**Goal**
Revise the lines from the line with "gridline-side xyxy=(129,362,155,383)" up to and including the line with "bar xyxy=(751,256,777,427)": write them out again with "gridline-side" replaced by "gridline-edge" and everything else left as it is.

________________________________________

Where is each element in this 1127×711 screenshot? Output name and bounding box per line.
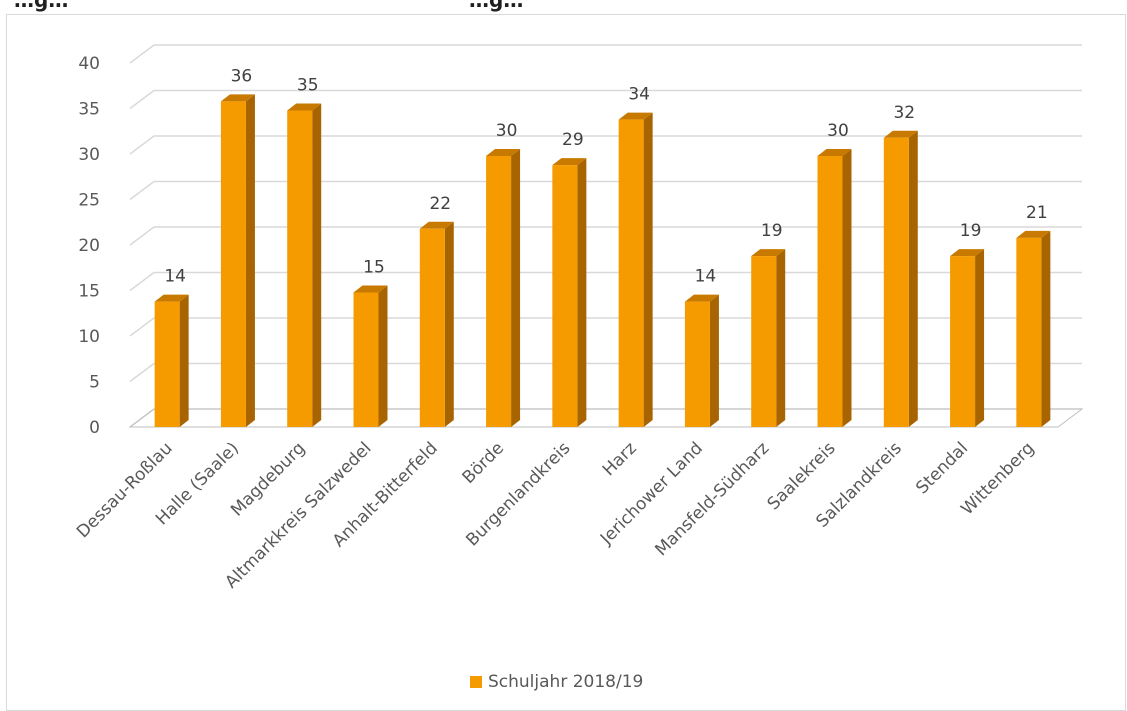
gridline-side xyxy=(129,362,155,383)
gridline-side xyxy=(129,226,155,246)
bar-side xyxy=(709,294,719,427)
bar-side xyxy=(975,249,985,427)
bar xyxy=(950,256,976,427)
bar-top xyxy=(618,112,653,120)
y-tick-label: 15 xyxy=(78,282,100,302)
bar-side xyxy=(908,130,918,428)
bar-side xyxy=(842,149,852,427)
bar-top xyxy=(220,94,255,102)
bar xyxy=(154,301,180,427)
y-tick-label: 25 xyxy=(78,191,100,211)
bar xyxy=(1016,237,1042,427)
bar xyxy=(751,256,777,427)
chart-floor xyxy=(128,408,1084,428)
bar xyxy=(684,301,710,427)
data-label: 21 xyxy=(1026,203,1048,223)
bar-side xyxy=(245,94,255,428)
bar-side xyxy=(1041,230,1051,427)
bar-top xyxy=(552,158,587,166)
bar-top xyxy=(1016,230,1051,238)
data-label: 22 xyxy=(429,194,451,214)
bar-top xyxy=(287,103,322,111)
bar-side xyxy=(511,149,521,427)
bar-top xyxy=(486,149,521,156)
bar xyxy=(552,165,578,427)
x-tick-label: Stendal xyxy=(912,438,972,498)
bar-side xyxy=(312,103,322,427)
data-label: 30 xyxy=(827,121,849,141)
y-tick-label: 20 xyxy=(78,236,100,256)
y-tick-label: 30 xyxy=(78,145,100,165)
x-tick-label: Harz xyxy=(599,438,641,480)
bar-top xyxy=(684,294,719,302)
gridline-side xyxy=(129,44,155,64)
bar-side xyxy=(378,285,388,427)
data-label: 19 xyxy=(761,221,783,241)
bar xyxy=(353,292,379,427)
data-label: 35 xyxy=(297,76,319,96)
gridline-side xyxy=(129,135,155,155)
data-label: 36 xyxy=(231,66,253,86)
bar-top xyxy=(817,149,852,156)
legend-label: Schuljahr 2018/19 xyxy=(488,672,644,692)
bar xyxy=(287,110,313,427)
data-label: 32 xyxy=(893,103,915,123)
data-label: 19 xyxy=(960,221,982,241)
data-label: 34 xyxy=(628,85,650,105)
x-tick-label: Mansfeld-Südharz xyxy=(651,438,773,560)
data-label: 14 xyxy=(164,267,186,287)
bar xyxy=(486,156,512,427)
bar xyxy=(220,101,246,428)
bar-side xyxy=(179,294,189,427)
chart-title-partial: …g… …g… xyxy=(14,0,523,12)
y-tick-label: 40 xyxy=(78,54,100,74)
y-tick-label: 35 xyxy=(78,100,100,120)
data-label: 30 xyxy=(496,121,518,141)
bar-side xyxy=(444,221,454,427)
bar-side xyxy=(643,112,653,427)
legend: Schuljahr 2018/19 xyxy=(470,672,643,692)
y-tick-label: 10 xyxy=(78,327,100,347)
title-fragment-right: …g… xyxy=(469,0,524,12)
y-tick-label: 5 xyxy=(89,373,100,393)
title-fragment-left: …g… xyxy=(14,0,69,12)
bar-top xyxy=(353,285,388,293)
data-label: 15 xyxy=(363,258,385,278)
bar xyxy=(817,156,843,427)
bar-top xyxy=(950,249,985,257)
legend-swatch xyxy=(470,676,482,688)
bar-top xyxy=(883,130,918,138)
y-tick-label: 0 xyxy=(89,418,100,438)
bar xyxy=(618,119,644,427)
gridline-side xyxy=(129,271,155,292)
data-label: 14 xyxy=(695,267,717,287)
bar-top xyxy=(419,221,454,229)
x-tick-label: Dessau-Roßlau xyxy=(73,438,177,542)
x-tick-label: Börde xyxy=(459,438,509,488)
bar-side xyxy=(776,249,786,427)
data-label: 29 xyxy=(562,130,584,150)
bar-top xyxy=(751,249,786,257)
bar xyxy=(419,228,445,427)
bar-side xyxy=(577,158,587,427)
bar xyxy=(883,137,909,428)
bar-top xyxy=(154,294,189,302)
gridline-side xyxy=(129,89,155,110)
gridline-side xyxy=(129,180,155,201)
gridline-side xyxy=(129,317,155,337)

________________________________________

**Answer below**
gridline-edge xyxy=(129,362,155,383)
gridline-edge xyxy=(129,226,155,246)
bar-side xyxy=(709,294,719,427)
bar-side xyxy=(975,249,985,427)
bar xyxy=(950,256,976,427)
bar-top xyxy=(618,112,653,120)
y-tick-label: 15 xyxy=(78,282,100,302)
bar-side xyxy=(908,130,918,428)
bar-side xyxy=(842,149,852,427)
bar-top xyxy=(220,94,255,102)
bar xyxy=(154,301,180,427)
y-tick-label: 25 xyxy=(78,191,100,211)
bar xyxy=(1016,237,1042,427)
bar xyxy=(751,256,777,427)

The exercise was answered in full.